--- begin Records for the exercise ---

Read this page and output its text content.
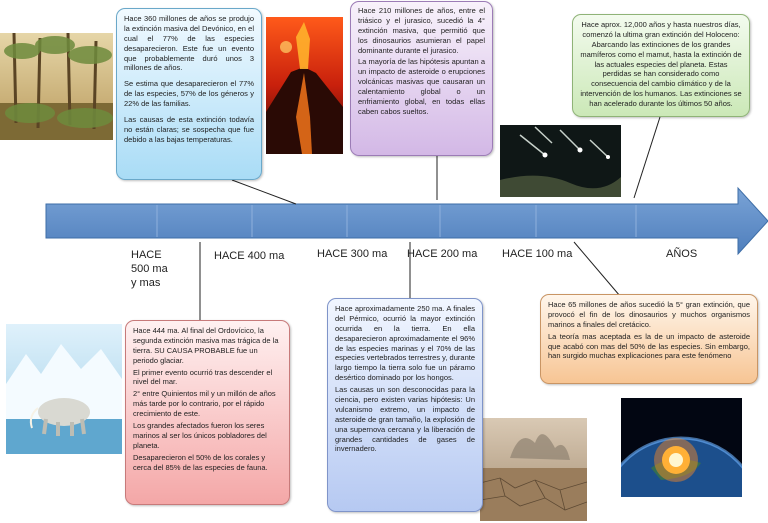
HACE
500 ma
y mas
HACE 400 ma	HACE 300 ma HACE 200 ma HACE 100 ma	AÑOS

Hace 360 millones de años se produjo la extinción masiva del Devónico, en el cual el 77% de las especies desaparecieron. Este fue un evento que probablemente duró unos 3 millones de años.

Se estima que desaparecieron el 77% de las especies, 57% de los géneros y 22% de las familias.

Las causas de esta extinción todavía no están claras; se sospecha que fue debido a las bajas temperaturas.

Hace 210 millones de años, entre el triásico y el jurasico, sucedió la 4° extinción masiva, que permitió que los dinosaurios asumieran el papel dominante durante el jurasico.

La mayoría de las hipótesis apuntan a un impacto de asteroide o erupciones volcánicas masivas que causaran un calentamiento global o un enfriamiento global, en todas ellas caben cabos sueltos.

Hace aprox. 12,000 años y hasta nuestros días, comenzó la ultima gran extinción del Holoceno: Abarcando las extinciones de los grandes mamíferos como el mamut, hasta la extinción de las actuales especies del planeta. Estas perdidas se han considerado como consecuencia del cambio climático y de la intervención de los humanos. Las extinciones se han acelerado durante los últimos 50 años.

Hace 444 ma. Al final del Ordovícico, la segunda extinción masiva mas trágica de la tierra. SU CAUSA PROBABLE fue un periodo glaciar.

El primer evento ocurrió tras descender el nivel del mar.

2° entre Quinientos mil y un millón de años más tarde por lo contrario, por el rápido crecimiento de este.

Los grandes afectados fueron los seres marinos al ser los únicos pobladores del planeta.

Desaparecieron el 50% de los corales y cerca del 85% de las especies de fauna.

Hace aproximadamente 250 ma. A finales del Pérmico, ocurrió la mayor extinción ocurrida en la tierra. En ella desaparecieron aproximadamente el 96% de las especies marinas y el 70% de las especies vertebrados terrestres y, durante largo tiempo la tierra solo fue un páramo desértico dominado por los hongos.

Las causas un son desconocidas para la ciencia, pero existen varias hipótesis: Un vulcanismo extremo, un impacto de asteroide de gran tamaño, la explosión de una supernova cercana y la liberación de grandes cantidades de gases de invernadero.

Hace 65 millones de años sucedió la 5° gran extinción, que provocó el fin de los dinosaurios y muchos organismos marinos a finales del cretácico.

La teoría mas aceptada es la de un impacto de asteroide que acabó con mas del 50% de las especies. Sin embargo, han surgido muchas explicaciones para este fenómeno
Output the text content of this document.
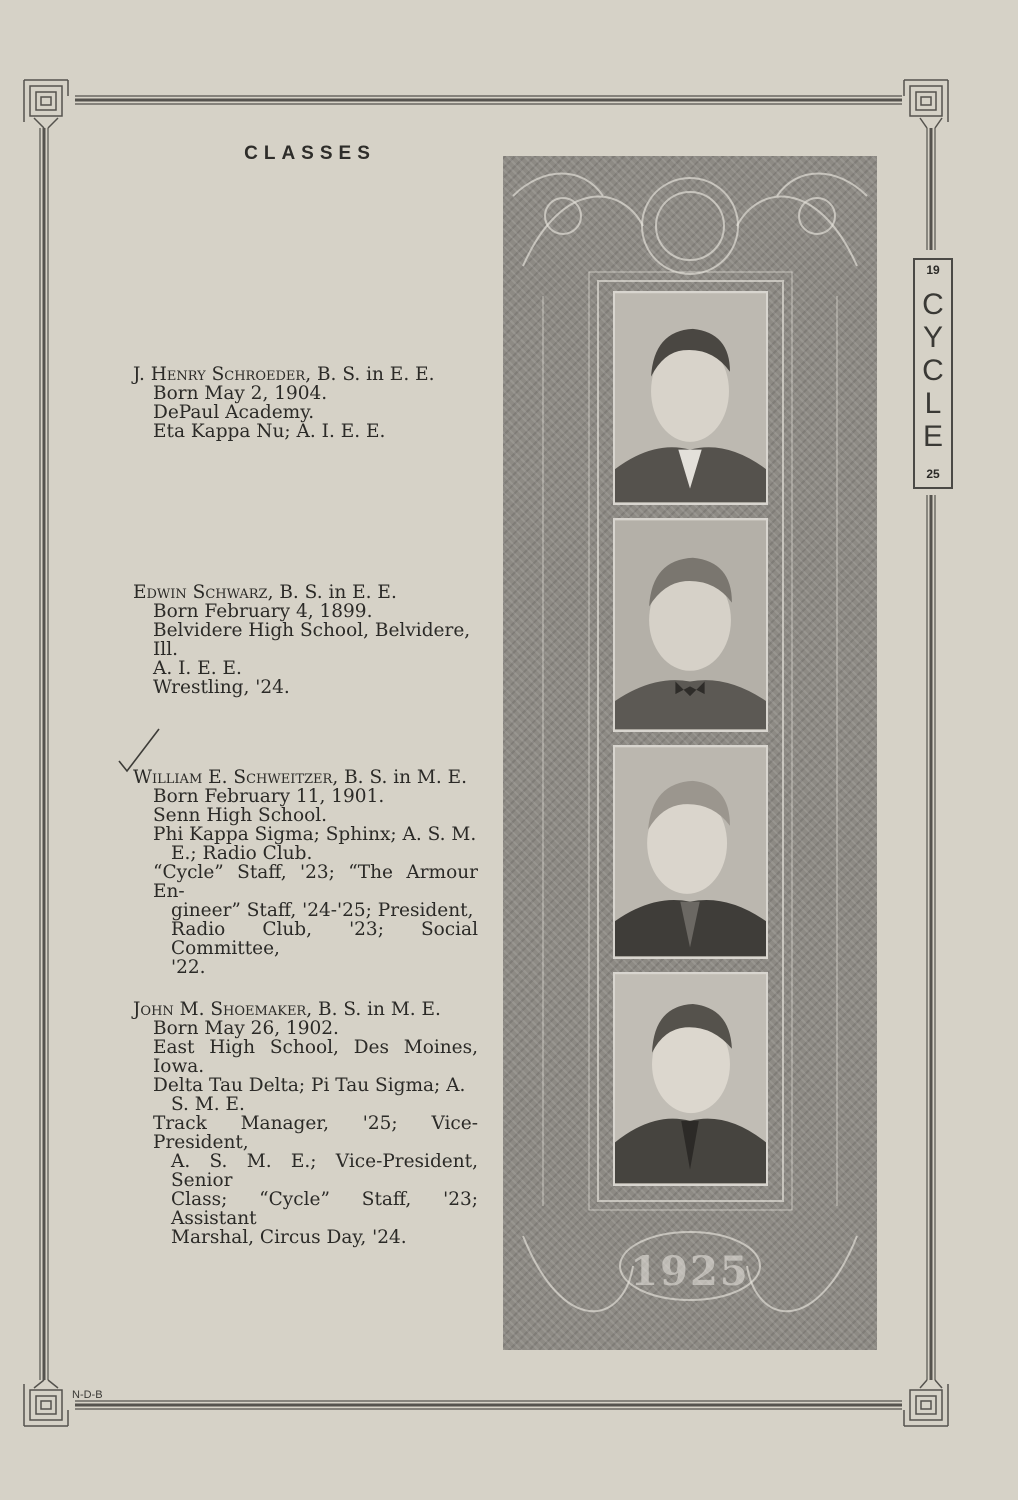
CLASSES
J. Henry Schroeder, B. S. in E. E.
Born May 2, 1904.
DePaul Academy.
Eta Kappa Nu; A. I. E. E.
Edwin Schwarz, B. S. in E. E.
Born February 4, 1899.
Belvidere High School, Belvidere, Ill.
A. I. E. E.
Wrestling, '24.
William E. Schweitzer, B. S. in M. E.
Born February 11, 1901.
Senn High School.
Phi Kappa Sigma; Sphinx; A. S. M.
E.; Radio Club.
“Cycle” Staff, '23; “The Armour En-
gineer” Staff, '24-'25; President,
Radio Club, '23; Social Committee,
'22.
John M. Shoemaker, B. S. in M. E.
Born May 26, 1902.
East High School, Des Moines, Iowa.
Delta Tau Delta; Pi Tau Sigma; A.
S. M. E.
Track Manager, '25; Vice-President,
A. S. M. E.; Vice-President, Senior
Class; “Cycle” Staff, '23; Assistant
Marshal, Circus Day, '24.
1925
19
C
Y
C
L
E
25
N-D-B
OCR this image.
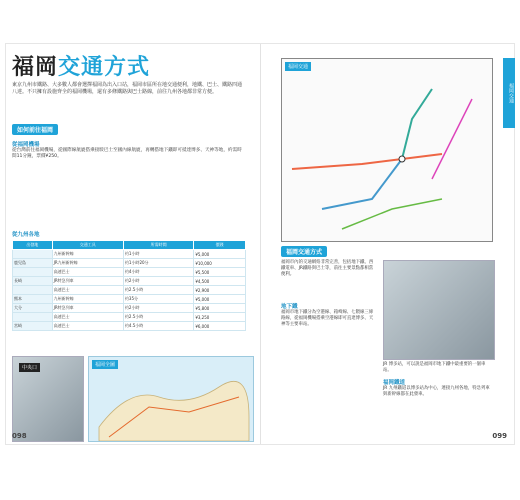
福岡交通方式
東京九州市鐵路、大多數人都會選擇福岡為出入口站，福岡市區所在地交通便利，地鐵、巴士、鐵路四通八達。不只擁有設施齊全的福岡機場，還有多條鐵路與巴士路線，前往九州各地都非常方便。
如何前往福岡
從福岡機場
從台灣前往福岡機場，從國際線航廈搭乘接駁巴士至國內線航廈，再轉搭地下鐵即可抵達博多、天神等地，約需時間11分鐘，票價¥250。
從九州各地
出發地	交通工具	所需時間	價錢
	九州新幹線	約1小時	¥5,000
鹿兒島	JR九州新幹線	約1小時20分	¥10,000
	高速巴士	約4小時	¥5,500
長崎	JR特急列車	約2小時	¥4,500
	高速巴士	約2.5小時	¥2,900
熊本	九州新幹線	約35分	¥5,000
大分	JR特急列車	約2小時	¥5,800
	高速巴士	約2.5小時	¥3,250
宮崎	高速巴士	約4.5小時	¥6,000
中央口	福岡全圖
098
福岡交通
福岡交通
福岡交通方式
福岡市內的交通網絡非常完善，包括地下鐵、西鐵電車、JR鐵路與巴士等，前往主要景點都相當便利。
地下鐵
福岡市地下鐵分為空港線、箱崎線、七隈線三條路線，從福岡機場搭乘空港線即可直達博多、天神等主要車站。
JR 博多站，可以說是福岡市地下鐵中最重要的一個車站。
福岡鐵道
JR 九州鐵道以博多站為中心，連接九州各地，特急列車與新幹線都在此發車。
099
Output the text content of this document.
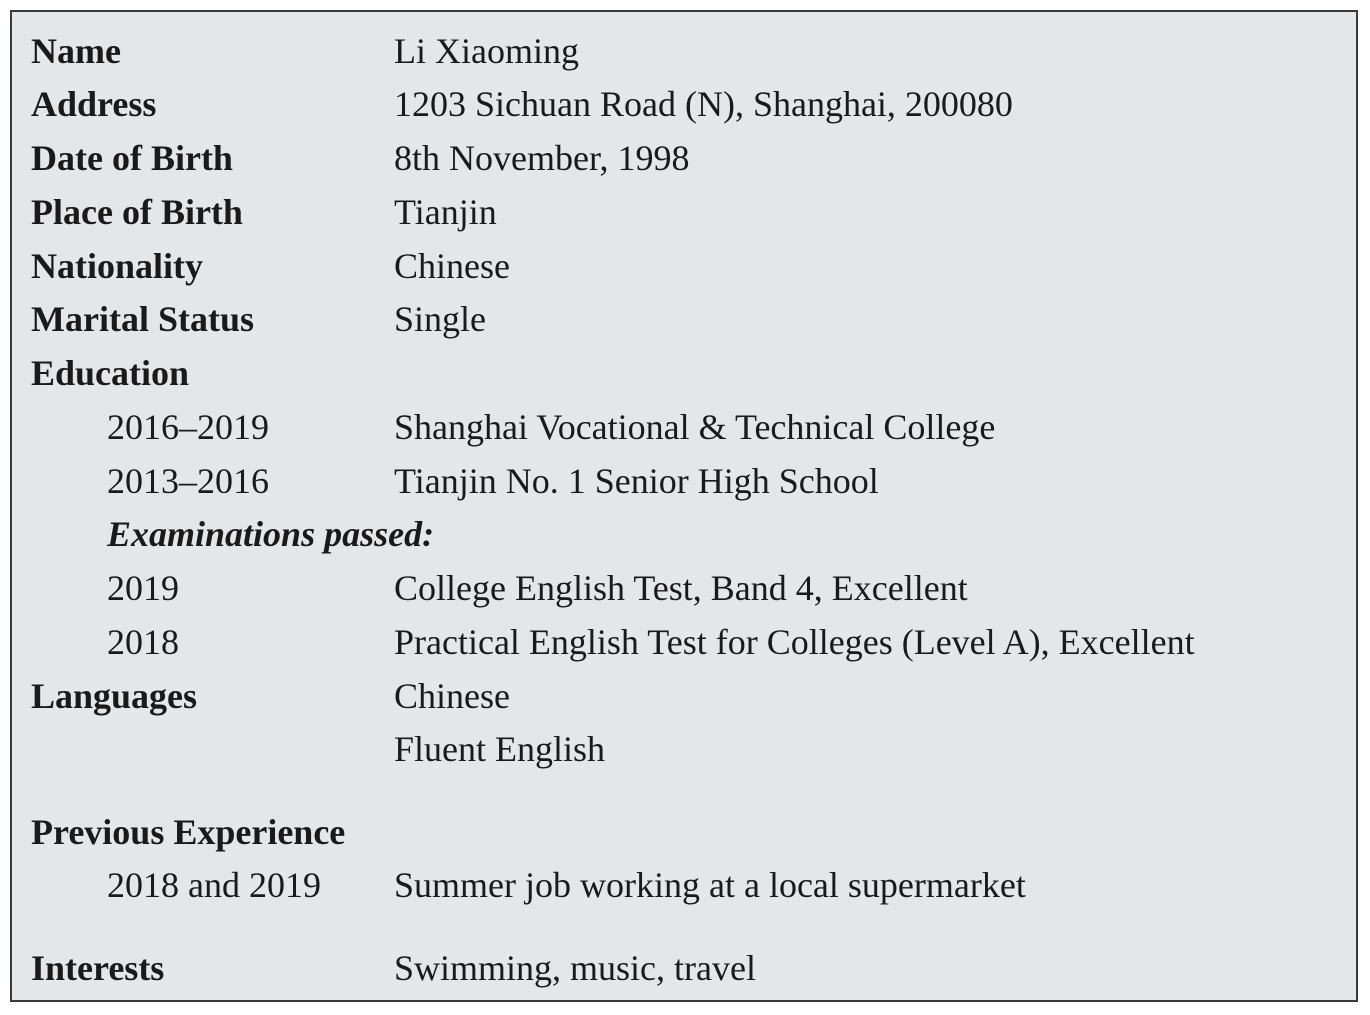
Name	Li Xiaoming
Address	1203 Sichuan Road (N), Shanghai, 200080
Date of Birth	8th November, 1998
Place of Birth	Tianjin
Nationality	Chinese
Marital Status	Single
Education
2016–2019	Shanghai Vocational & Technical College
2013–2016	Tianjin No. 1 Senior High School
Examinations passed:
2019	College English Test, Band 4, Excellent
2018	Practical English Test for Colleges (Level A), Excellent
Languages	Chinese
Fluent English
Previous Experience
2018 and 2019 Summer job working at a local supermarket
Interests	Swimming, music, travel
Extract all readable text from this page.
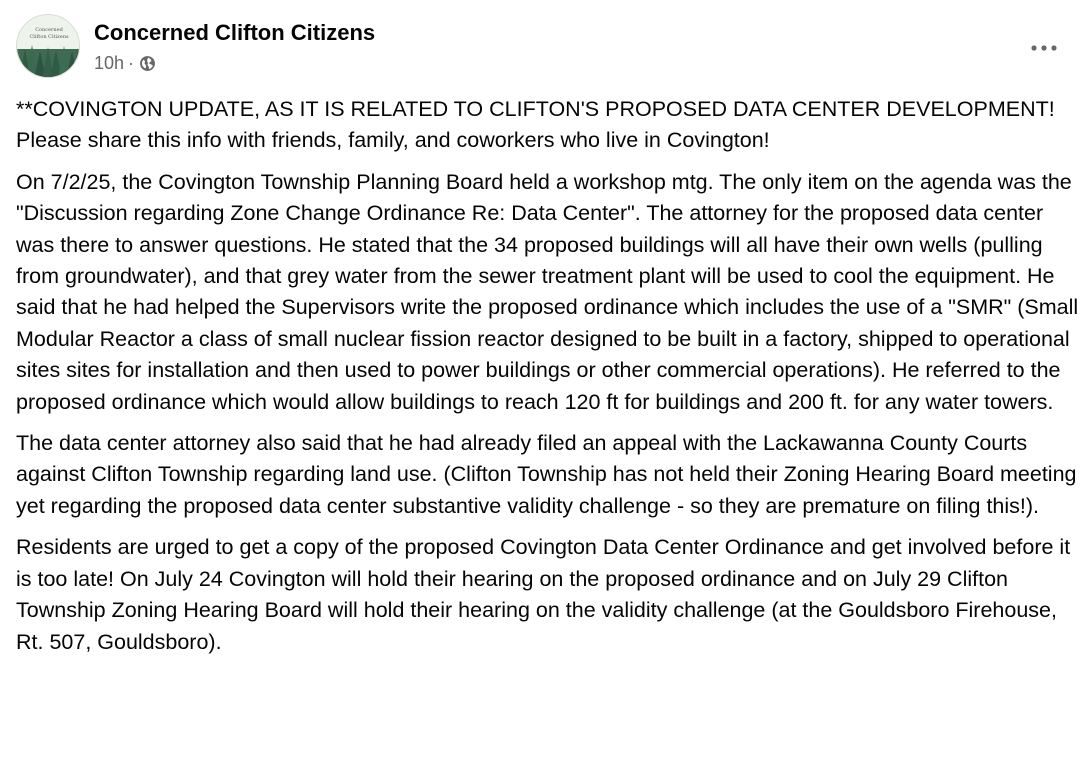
Concerned
Clifton Citizens Concerned Clifton Citizens
10h ·

**COVINGTON UPDATE, AS IT IS RELATED TO CLIFTON'S PROPOSED DATA CENTER DEVELOPMENT! Please share this info with friends, family, and coworkers who live in Covington!

On 7/2/25, the Covington Township Planning Board held a workshop mtg. The only item on the agenda was the "Discussion regarding Zone Change Ordinance Re: Data Center". The attorney for the proposed data center was there to answer questions. He stated that the 34 proposed buildings will all have their own wells (pulling from groundwater), and that grey water from the sewer treatment plant will be used to cool the equipment. He said that he had helped the Supervisors write the proposed ordinance which includes the use of a "SMR" (Small Modular Reactor a class of small nuclear fission reactor designed to be built in a factory, shipped to operational sites sites for installation and then used to power buildings or other commercial operations). He referred to the proposed ordinance which would allow buildings to reach 120 ft for buildings and 200 ft. for any water towers.

The data center attorney also said that he had already filed an appeal with the Lackawanna County Courts against Clifton Township regarding land use. (Clifton Township has not held their Zoning Hearing Board meeting yet regarding the proposed data center substantive validity challenge - so they are premature on filing this!).

Residents are urged to get a copy of the proposed Covington Data Center Ordinance and get involved before it is too late! On July 24 Covington will hold their hearing on the proposed ordinance and on July 29 Clifton Township Zoning Hearing Board will hold their hearing on the validity challenge (at the Gouldsboro Firehouse, Rt. 507, Gouldsboro).
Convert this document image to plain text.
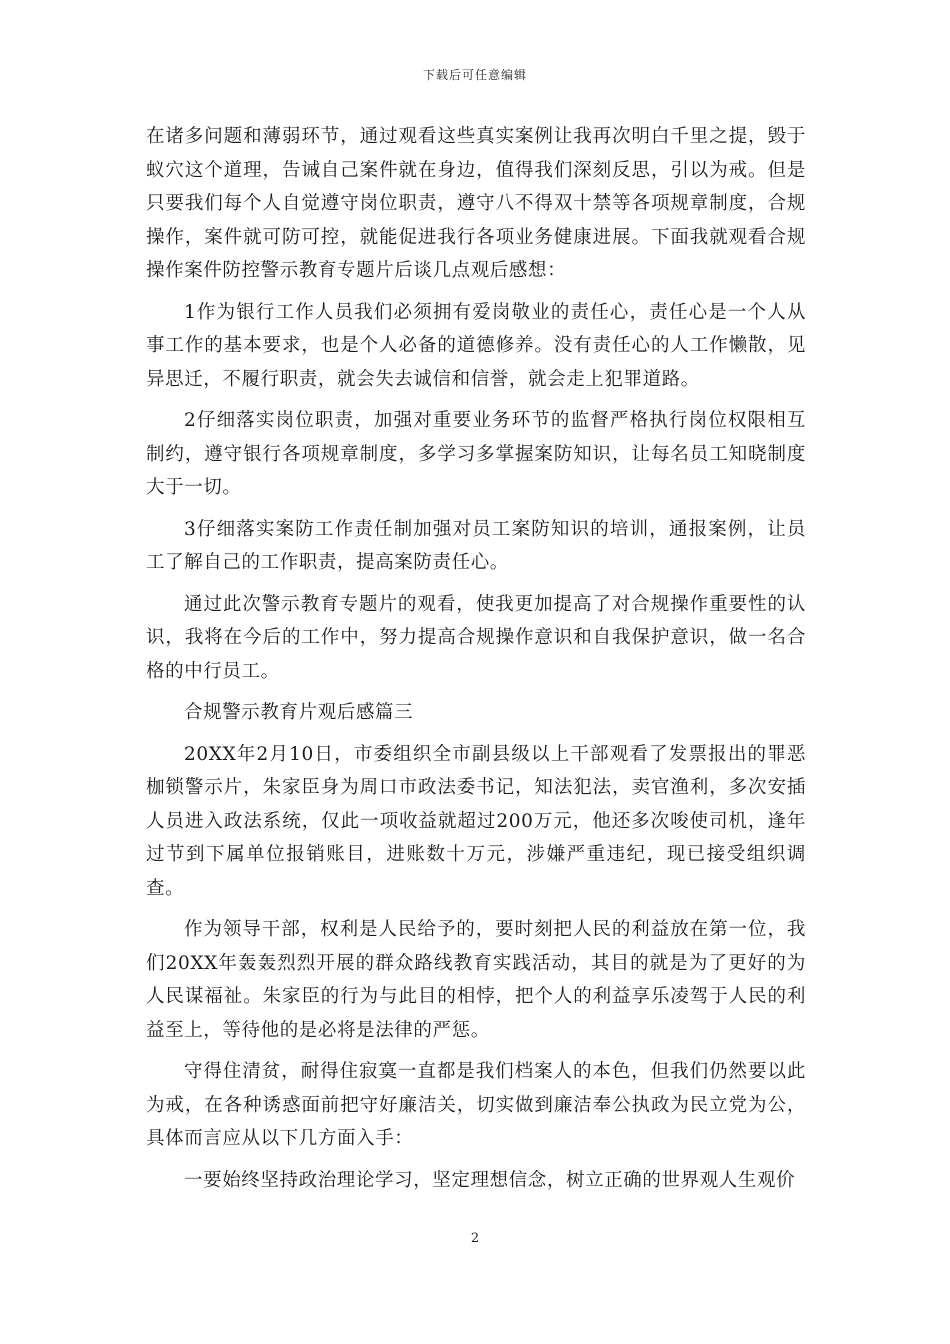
下载后可任意编辑

在诸多问题和薄弱环节，通过观看这些真实案例让我再次明白千里之提，毁于蚁穴这个道理，告诫自己案件就在身边，值得我们深刻反思，引以为戒。但是只要我们每个人自觉遵守岗位职责，遵守八不得双十禁等各项规章制度，合规操作，案件就可防可控，就能促进我行各项业务健康进展。下面我就观看合规操作案件防控警示教育专题片后谈几点观后感想：

1作为银行工作人员我们必须拥有爱岗敬业的责任心，责任心是一个人从事工作的基本要求，也是个人必备的道德修养。没有责任心的人工作懒散，见异思迁，不履行职责，就会失去诚信和信誉，就会走上犯罪道路。

2仔细落实岗位职责，加强对重要业务环节的监督严格执行岗位权限相互制约，遵守银行各项规章制度，多学习多掌握案防知识，让每名员工知晓制度大于一切。

3仔细落实案防工作责任制加强对员工案防知识的培训，通报案例，让员工了解自己的工作职责，提高案防责任心。

通过此次警示教育专题片的观看，使我更加提高了对合规操作重要性的认识，我将在今后的工作中，努力提高合规操作意识和自我保护意识，做一名合格的中行员工。

合规警示教育片观后感篇三

20XX年2月10日，市委组织全市副县级以上干部观看了发票报出的罪恶枷锁警示片，朱家臣身为周口市政法委书记，知法犯法，卖官渔利，多次安插人员进入政法系统，仅此一项收益就超过200万元，他还多次唆使司机，逢年过节到下属单位报销账目，进账数十万元，涉嫌严重违纪，现已接受组织调查。

作为领导干部，权利是人民给予的，要时刻把人民的利益放在第一位，我们20XX年轰轰烈烈开展的群众路线教育实践活动，其目的就是为了更好的为人民谋福祉。朱家臣的行为与此目的相悖，把个人的利益享乐凌驾于人民的利益至上，等待他的是必将是法律的严惩。

守得住清贫，耐得住寂寞一直都是我们档案人的本色，但我们仍然要以此为戒，在各种诱惑面前把守好廉洁关，切实做到廉洁奉公执政为民立党为公，具体而言应从以下几方面入手：

一要始终坚持政治理论学习，坚定理想信念，树立正确的世界观人生观价

2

--- end Records for the exercise ---

-- Exercise prompt --
Locate the word "Concerned" in the entries, and copy every line where it is found.

-- Response to the task --
Concerned
Clifton Citizens Concerned Clifton Citizens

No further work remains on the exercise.